▶ [Instructions for the task]
Output the data that follows exactly, line for line.

▶ [Stored rows]
·····
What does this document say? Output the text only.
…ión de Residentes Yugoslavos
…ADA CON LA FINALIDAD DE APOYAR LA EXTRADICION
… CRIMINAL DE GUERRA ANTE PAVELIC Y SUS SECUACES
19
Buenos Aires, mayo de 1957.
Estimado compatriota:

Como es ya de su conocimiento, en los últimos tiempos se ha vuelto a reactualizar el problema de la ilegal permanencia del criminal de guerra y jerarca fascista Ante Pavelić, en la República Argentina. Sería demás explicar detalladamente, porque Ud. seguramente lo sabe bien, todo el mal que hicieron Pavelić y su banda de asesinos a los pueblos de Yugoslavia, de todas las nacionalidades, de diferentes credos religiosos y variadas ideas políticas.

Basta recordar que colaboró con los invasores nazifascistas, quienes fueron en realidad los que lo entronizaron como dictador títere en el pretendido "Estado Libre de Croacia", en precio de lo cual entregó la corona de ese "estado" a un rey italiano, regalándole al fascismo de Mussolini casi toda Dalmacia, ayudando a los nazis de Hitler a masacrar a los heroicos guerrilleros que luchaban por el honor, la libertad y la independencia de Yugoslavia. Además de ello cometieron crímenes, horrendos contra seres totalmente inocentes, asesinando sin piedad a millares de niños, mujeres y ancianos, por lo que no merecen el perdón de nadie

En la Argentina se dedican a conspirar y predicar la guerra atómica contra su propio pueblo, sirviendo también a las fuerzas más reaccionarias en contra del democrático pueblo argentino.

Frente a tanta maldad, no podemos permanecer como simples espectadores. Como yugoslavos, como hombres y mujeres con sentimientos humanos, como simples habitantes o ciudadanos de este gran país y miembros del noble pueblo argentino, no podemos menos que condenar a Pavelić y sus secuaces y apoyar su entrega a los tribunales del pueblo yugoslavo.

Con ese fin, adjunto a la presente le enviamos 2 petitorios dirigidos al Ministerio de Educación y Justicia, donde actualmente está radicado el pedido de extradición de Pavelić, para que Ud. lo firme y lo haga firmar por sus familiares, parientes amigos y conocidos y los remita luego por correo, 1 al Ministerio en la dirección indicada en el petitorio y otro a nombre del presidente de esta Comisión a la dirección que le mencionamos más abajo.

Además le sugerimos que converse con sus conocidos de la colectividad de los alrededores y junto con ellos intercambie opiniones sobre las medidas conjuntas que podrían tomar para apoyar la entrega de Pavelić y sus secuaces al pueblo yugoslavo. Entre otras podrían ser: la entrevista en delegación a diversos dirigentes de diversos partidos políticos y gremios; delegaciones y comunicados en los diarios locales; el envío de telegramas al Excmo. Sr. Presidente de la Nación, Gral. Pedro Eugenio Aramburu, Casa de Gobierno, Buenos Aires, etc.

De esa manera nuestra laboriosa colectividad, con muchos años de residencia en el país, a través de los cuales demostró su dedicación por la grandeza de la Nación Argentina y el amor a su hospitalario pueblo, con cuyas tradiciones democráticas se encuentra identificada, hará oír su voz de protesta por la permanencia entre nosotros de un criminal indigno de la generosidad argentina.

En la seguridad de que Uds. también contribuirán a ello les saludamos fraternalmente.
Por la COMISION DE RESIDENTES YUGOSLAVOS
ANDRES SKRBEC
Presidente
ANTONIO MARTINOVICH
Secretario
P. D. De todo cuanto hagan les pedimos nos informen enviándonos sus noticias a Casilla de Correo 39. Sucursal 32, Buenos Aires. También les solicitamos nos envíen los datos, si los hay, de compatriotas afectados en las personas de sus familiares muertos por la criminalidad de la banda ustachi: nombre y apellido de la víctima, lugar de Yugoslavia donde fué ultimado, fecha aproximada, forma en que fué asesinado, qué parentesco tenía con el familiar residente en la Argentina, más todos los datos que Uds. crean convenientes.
·····
▶ [Solution to the problem]
What does this document say? Output the text only.
…ión de Residentes Yugoslavos
…ADA CON LA FINALIDAD DE APOYAR LA EXTRADICION
… CRIMINAL DE GUERRA ANTE PAVELIC Y SUS SECUACES
19
Buenos Aires, mayo de 1957.
Estimado compatriota:

Como es ya de su conocimiento, en los últimos tiempos se ha vuelto a reactualizar el problema de la ilegal permanencia del criminal de guerra y jerarca fascista Ante Pavelić, en la República Argentina. Sería demás explicar detalladamente, porque Ud. seguramente lo sabe bien, todo el mal que hicieron Pavelić y su banda de asesinos a los pueblos de Yugoslavia, de todas las nacionalidades, de diferentes credos religiosos y variadas ideas políticas.

Basta recordar que colaboró con los invasores nazifascistas, quienes fueron en realidad los que lo entronizaron como dictador títere en el pretendido "Estado Libre de Croacia", en precio de lo cual entregó la corona de ese "estado" a un rey italiano, regalándole al fascismo de Mussolini casi toda Dalmacia, ayudando a los nazis de Hitler a masacrar a los heroicos guerrilleros que luchaban por el honor, la libertad y la independencia de Yugoslavia. Además de ello cometieron crímenes, horrendos contra seres totalmente inocentes, asesinando sin piedad a millares de niños, mujeres y ancianos, por lo que no merecen el perdón de nadie

En la Argentina se dedican a conspirar y predicar la guerra atómica contra su propio pueblo, sirviendo también a las fuerzas más reaccionarias en contra del democrático pueblo argentino.

Frente a tanta maldad, no podemos permanecer como simples espectadores. Como yugoslavos, como hombres y mujeres con sentimientos humanos, como simples habitantes o ciudadanos de este gran país y miembros del noble pueblo argentino, no podemos menos que condenar a Pavelić y sus secuaces y apoyar su entrega a los tribunales del pueblo yugoslavo.

Con ese fin, adjunto a la presente le enviamos 2 petitorios dirigidos al Ministerio de Educación y Justicia, donde actualmente está radicado el pedido de extradición de Pavelić, para que Ud. lo firme y lo haga firmar por sus familiares, parientes amigos y conocidos y los remita luego por correo, 1 al Ministerio en la dirección indicada en el petitorio y otro a nombre del presidente de esta Comisión a la dirección que le mencionamos más abajo.

Además le sugerimos que converse con sus conocidos de la colectividad de los alrededores y junto con ellos intercambie opiniones sobre las medidas conjuntas que podrían tomar para apoyar la entrega de Pavelić y sus secuaces al pueblo yugoslavo. Entre otras podrían ser: la entrevista en delegación a diversos dirigentes de diversos partidos políticos y gremios; delegaciones y comunicados en los diarios locales; el envío de telegramas al Excmo. Sr. Presidente de la Nación, Gral. Pedro Eugenio Aramburu, Casa de Gobierno, Buenos Aires, etc.

De esa manera nuestra laboriosa colectividad, con muchos años de residencia en el país, a través de los cuales demostró su dedicación por la grandeza de la Nación Argentina y el amor a su hospitalario pueblo, con cuyas tradiciones democráticas se encuentra identificada, hará oír su voz de protesta por la permanencia entre nosotros de un criminal indigno de la generosidad argentina.

En la seguridad de que Uds. también contribuirán a ello les saludamos fraternalmente.
Por la COMISION DE RESIDENTES YUGOSLAVOS
ANDRES SKRBEC
Presidente
ANTONIO MARTINOVICH
Secretario
P. D. De todo cuanto hagan les pedimos nos informen enviándonos sus noticias a Casilla de Correo 39. Sucursal 32, Buenos Aires. También les solicitamos nos envíen los datos, si los hay, de compatriotas afectados en las personas de sus familiares muertos por la criminalidad de la banda ustachi: nombre y apellido de la víctima, lugar de Yugoslavia donde fué ultimado, fecha aproximada, forma en que fué asesinado, qué parentesco tenía con el familiar residente en la Argentina, más todos los datos que Uds. crean convenientes.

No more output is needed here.